• [DATA PROVIDED]:

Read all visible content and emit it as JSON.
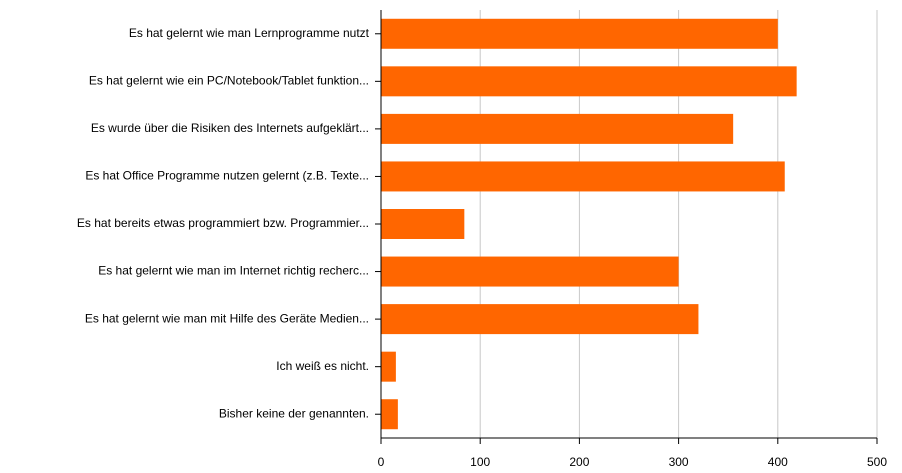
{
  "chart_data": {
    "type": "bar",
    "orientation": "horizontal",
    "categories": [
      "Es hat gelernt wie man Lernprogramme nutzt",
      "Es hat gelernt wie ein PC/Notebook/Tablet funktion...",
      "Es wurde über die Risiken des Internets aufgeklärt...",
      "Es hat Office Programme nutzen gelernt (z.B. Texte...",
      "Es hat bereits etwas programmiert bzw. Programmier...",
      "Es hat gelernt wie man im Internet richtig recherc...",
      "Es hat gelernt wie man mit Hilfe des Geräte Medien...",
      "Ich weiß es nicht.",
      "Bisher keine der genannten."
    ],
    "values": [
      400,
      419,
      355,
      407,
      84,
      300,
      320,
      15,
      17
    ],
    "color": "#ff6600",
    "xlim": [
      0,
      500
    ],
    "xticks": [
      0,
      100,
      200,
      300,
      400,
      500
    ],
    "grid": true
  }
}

• [TO BE DONE]: The records above are to be reproduced exactly; the pictures are to be left out.

• [ANSWER TO THE EXERCISE]:
Read all visible content and emit it as JSON.
{
  "chart_data": {
    "type": "bar",
    "orientation": "horizontal",
    "categories": [
      "Es hat gelernt wie man Lernprogramme nutzt",
      "Es hat gelernt wie ein PC/Notebook/Tablet funktion...",
      "Es wurde über die Risiken des Internets aufgeklärt...",
      "Es hat Office Programme nutzen gelernt (z.B. Texte...",
      "Es hat bereits etwas programmiert bzw. Programmier...",
      "Es hat gelernt wie man im Internet richtig recherc...",
      "Es hat gelernt wie man mit Hilfe des Geräte Medien...",
      "Ich weiß es nicht.",
      "Bisher keine der genannten."
    ],
    "values": [
      400,
      419,
      355,
      407,
      84,
      300,
      320,
      15,
      17
    ],
    "color": "#ff6600",
    "xlim": [
      0,
      500
    ],
    "xticks": [
      0,
      100,
      200,
      300,
      400,
      500
    ],
    "grid": true
  }
}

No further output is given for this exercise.